_TASK:_ Below is a set of records. Please retype every one exactly.

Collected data
════════════════

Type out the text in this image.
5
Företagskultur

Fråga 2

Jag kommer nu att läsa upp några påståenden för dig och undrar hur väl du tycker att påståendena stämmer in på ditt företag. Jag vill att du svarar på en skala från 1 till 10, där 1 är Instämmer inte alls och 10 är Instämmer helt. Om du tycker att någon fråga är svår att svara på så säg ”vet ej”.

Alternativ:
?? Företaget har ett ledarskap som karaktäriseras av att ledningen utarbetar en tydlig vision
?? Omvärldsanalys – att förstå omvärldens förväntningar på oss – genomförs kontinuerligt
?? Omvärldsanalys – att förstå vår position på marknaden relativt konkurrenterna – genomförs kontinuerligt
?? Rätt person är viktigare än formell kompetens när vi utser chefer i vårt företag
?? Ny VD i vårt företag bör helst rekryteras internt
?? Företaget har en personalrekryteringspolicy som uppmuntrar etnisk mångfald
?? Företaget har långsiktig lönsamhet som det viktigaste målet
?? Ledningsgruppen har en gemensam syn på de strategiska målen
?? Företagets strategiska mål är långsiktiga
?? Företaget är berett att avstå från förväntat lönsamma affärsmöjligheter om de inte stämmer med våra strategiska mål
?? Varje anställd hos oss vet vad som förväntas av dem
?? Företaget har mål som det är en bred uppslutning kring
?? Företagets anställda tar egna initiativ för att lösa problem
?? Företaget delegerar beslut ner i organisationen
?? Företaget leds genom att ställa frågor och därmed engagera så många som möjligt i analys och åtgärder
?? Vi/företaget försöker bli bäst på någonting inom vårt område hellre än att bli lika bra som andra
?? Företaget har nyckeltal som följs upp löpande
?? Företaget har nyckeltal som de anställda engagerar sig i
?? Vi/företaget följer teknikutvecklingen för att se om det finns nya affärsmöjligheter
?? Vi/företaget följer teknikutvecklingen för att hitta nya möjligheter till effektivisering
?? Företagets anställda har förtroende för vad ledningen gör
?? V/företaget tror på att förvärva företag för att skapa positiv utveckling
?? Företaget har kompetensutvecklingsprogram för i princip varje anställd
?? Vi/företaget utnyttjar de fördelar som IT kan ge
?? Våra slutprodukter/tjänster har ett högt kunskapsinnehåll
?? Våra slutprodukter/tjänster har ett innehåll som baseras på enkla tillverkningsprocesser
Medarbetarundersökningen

════════════════

_TASK OUTPUT:_
Type out the text in this image.
5
Företagskultur

Fråga 2

Jag kommer nu att läsa upp några påståenden för dig och undrar hur väl du tycker att påståendena stämmer in på ditt företag. Jag vill att du svarar på en skala från 1 till 10, där 1 är Instämmer inte alls och 10 är Instämmer helt. Om du tycker att någon fråga är svår att svara på så säg ”vet ej”.

Alternativ:
?? Företaget har ett ledarskap som karaktäriseras av att ledningen utarbetar en tydlig vision
?? Omvärldsanalys – att förstå omvärldens förväntningar på oss – genomförs kontinuerligt
?? Omvärldsanalys – att förstå vår position på marknaden relativt konkurrenterna – genomförs kontinuerligt
?? Rätt person är viktigare än formell kompetens när vi utser chefer i vårt företag
?? Ny VD i vårt företag bör helst rekryteras internt
?? Företaget har en personalrekryteringspolicy som uppmuntrar etnisk mångfald
?? Företaget har långsiktig lönsamhet som det viktigaste målet
?? Ledningsgruppen har en gemensam syn på de strategiska målen
?? Företagets strategiska mål är långsiktiga
?? Företaget är berett att avstå från förväntat lönsamma affärsmöjligheter om de inte stämmer med våra strategiska mål
?? Varje anställd hos oss vet vad som förväntas av dem
?? Företaget har mål som det är en bred uppslutning kring
?? Företagets anställda tar egna initiativ för att lösa problem
?? Företaget delegerar beslut ner i organisationen
?? Företaget leds genom att ställa frågor och därmed engagera så många som möjligt i analys och åtgärder
?? Vi/företaget försöker bli bäst på någonting inom vårt område hellre än att bli lika bra som andra
?? Företaget har nyckeltal som följs upp löpande
?? Företaget har nyckeltal som de anställda engagerar sig i
?? Vi/företaget följer teknikutvecklingen för att se om det finns nya affärsmöjligheter
?? Vi/företaget följer teknikutvecklingen för att hitta nya möjligheter till effektivisering
?? Företagets anställda har förtroende för vad ledningen gör
?? V/företaget tror på att förvärva företag för att skapa positiv utveckling
?? Företaget har kompetensutvecklingsprogram för i princip varje anställd
?? Vi/företaget utnyttjar de fördelar som IT kan ge
?? Våra slutprodukter/tjänster har ett högt kunskapsinnehåll
?? Våra slutprodukter/tjänster har ett innehåll som baseras på enkla tillverkningsprocesser
Medarbetarundersökningen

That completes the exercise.